── Given information

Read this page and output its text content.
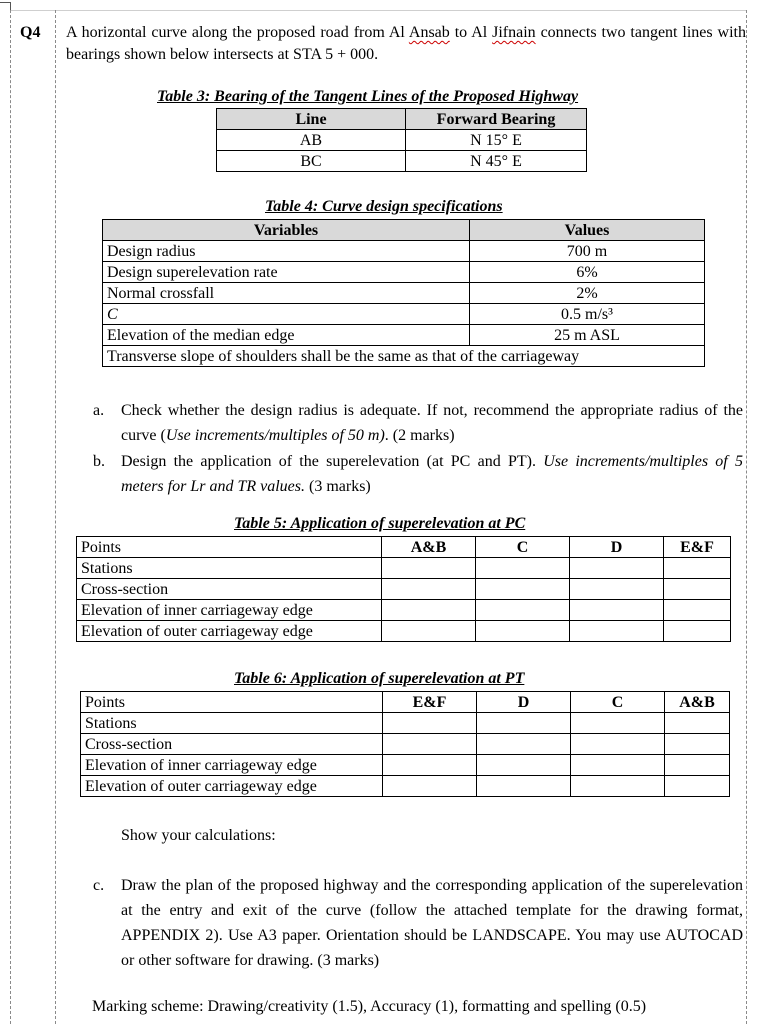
Q4 A horizontal curve along the proposed road from Al Ansab to Al Jifnain connects two tangent lines with bearings shown below intersects at STA 5 + 000.
Table 3: Bearing of the Tangent Lines of the Proposed Highway
Line	Forward Bearing
AB	N 15° E
BC	N 45° E
Table 4: Curve design specifications
Variables	Values
Design radius	700 m
Design superelevation rate	6%
Normal crossfall	2%
C	0.5 m/s³
Elevation of the median edge	25 m ASL
Transverse slope of shoulders shall be the same as that of the carriageway	
a. Check whether the design radius is adequate. If not, recommend the appropriate radius of the curve (Use increments/multiples of 50 m). (2 marks)
b. Design the application of the superelevation (at PC and PT). Use increments/multiples of 5 meters for Lr and TR values. (3 marks)
Table 5: Application of superelevation at PC
Points	A&B	C	D	E&F
Stations				
Cross-section				
Elevation of inner carriageway edge				
Elevation of outer carriageway edge				
Table 6: Application of superelevation at PT
Points	E&F	D	C	A&B
Stations				
Cross-section				
Elevation of inner carriageway edge				
Elevation of outer carriageway edge				
Show your calculations:
c. Draw the plan of the proposed highway and the corresponding application of the superelevation at the entry and exit of the curve (follow the attached template for the drawing format, APPENDIX 2). Use A3 paper. Orientation should be LANDSCAPE. You may use AUTOCAD or other software for drawing. (3 marks)
Marking scheme: Drawing/creativity (1.5), Accuracy (1), formatting and spelling (0.5)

────

- [Stated task] Reproduce each line word for word and drop the pictures.

- [Expected output]
Read this page and output its text content.
Q4 A horizontal curve along the proposed road from Al Ansab to Al Jifnain connects two tangent lines with bearings shown below intersects at STA 5 + 000.
Table 3: Bearing of the Tangent Lines of the Proposed Highway
Line	Forward Bearing
AB	N 15° E
BC	N 45° E
Table 4: Curve design specifications
Variables	Values
Design radius	700 m
Design superelevation rate	6%
Normal crossfall	2%
C	0.5 m/s³
Elevation of the median edge	25 m ASL
Transverse slope of shoulders shall be the same as that of the carriageway	
a. Check whether the design radius is adequate. If not, recommend the appropriate radius of the curve (Use increments/multiples of 50 m). (2 marks)
b. Design the application of the superelevation (at PC and PT). Use increments/multiples of 5 meters for Lr and TR values. (3 marks)
Table 5: Application of superelevation at PC
Points	A&B	C	D	E&F
Stations				
Cross-section				
Elevation of inner carriageway edge				
Elevation of outer carriageway edge				
Table 6: Application of superelevation at PT
Points	E&F	D	C	A&B
Stations				
Cross-section				
Elevation of inner carriageway edge				
Elevation of outer carriageway edge				
Show your calculations:
c. Draw the plan of the proposed highway and the corresponding application of the superelevation at the entry and exit of the curve (follow the attached template for the drawing format, APPENDIX 2). Use A3 paper. Orientation should be LANDSCAPE. You may use AUTOCAD or other software for drawing. (3 marks)
Marking scheme: Drawing/creativity (1.5), Accuracy (1), formatting and spelling (0.5)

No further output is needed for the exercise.